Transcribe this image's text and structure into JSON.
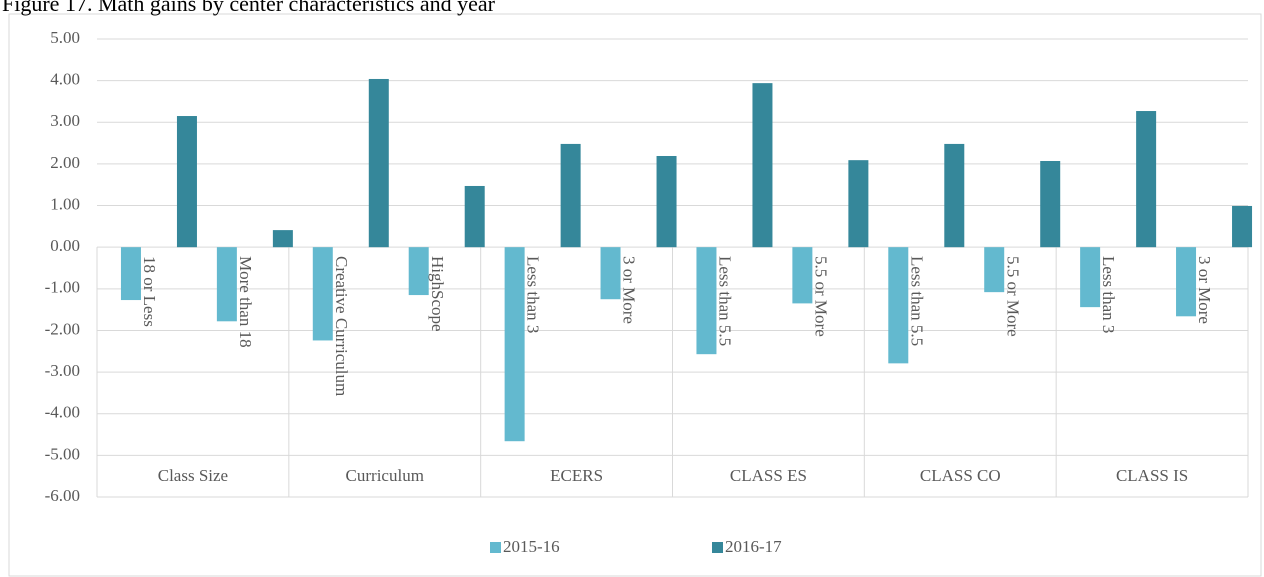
{
  "chart_data": {
    "type": "bar",
    "title": "Figure 17. Math gains by center characteristics and year",
    "categories": [
      "18 or Less",
      "More than 18",
      "Creative Curriculum",
      "HighScope",
      "Less than 3",
      "3 or More",
      "Less than 5.5",
      "5.5 or More",
      "Less than 5.5",
      "5.5 or More",
      "Less than 3",
      "3 or More"
    ],
    "group_categories": [
      "Class Size",
      "Curriculum",
      "ECERS",
      "CLASS ES",
      "CLASS CO",
      "CLASS IS"
    ],
    "series": [
      {
        "name": "2015-16",
        "color": "#63b9cf",
        "values": [
          -1.27,
          -1.78,
          -2.24,
          -1.15,
          -4.66,
          -1.25,
          -2.57,
          -1.35,
          -2.79,
          -1.08,
          -1.44,
          -1.66
        ]
      },
      {
        "name": "2016-17",
        "color": "#35879a",
        "values": [
          3.15,
          0.41,
          4.04,
          1.47,
          2.48,
          2.19,
          3.94,
          2.09,
          2.48,
          2.07,
          3.27,
          0.99
        ]
      }
    ],
    "ylim": [
      -6,
      5
    ],
    "yticks": [
      {
        "value": -6,
        "label": "-6.00"
      },
      {
        "value": -5,
        "label": "-5.00"
      },
      {
        "value": -4,
        "label": "-4.00"
      },
      {
        "value": -3,
        "label": "-3.00"
      },
      {
        "value": -2,
        "label": "-2.00"
      },
      {
        "value": -1,
        "label": "-1.00"
      },
      {
        "value": 0,
        "label": "0.00"
      },
      {
        "value": 1,
        "label": "1.00"
      },
      {
        "value": 2,
        "label": "2.00"
      },
      {
        "value": 3,
        "label": "3.00"
      },
      {
        "value": 4,
        "label": "4.00"
      },
      {
        "value": 5,
        "label": "5.00"
      }
    ],
    "grid": true,
    "legend": "bottom"
  }
}
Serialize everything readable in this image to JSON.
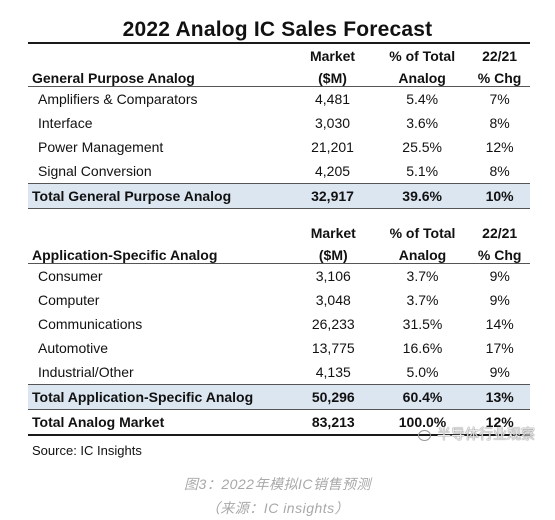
++++++++++++++++++++
__What you need to do__: Copy out every line holding the string "label".

__Expected output__:
        "label": "-6.00"
        "label": "-5.00"
        "label": "-4.00"
        "label": "-3.00"
        "label": "-2.00"
        "label": "-1.00"
        "label": "0.00"
        "label": "1.00"
        "label": "2.00"
        "label": "3.00"
        "label": "4.00"
        "label": "5.00"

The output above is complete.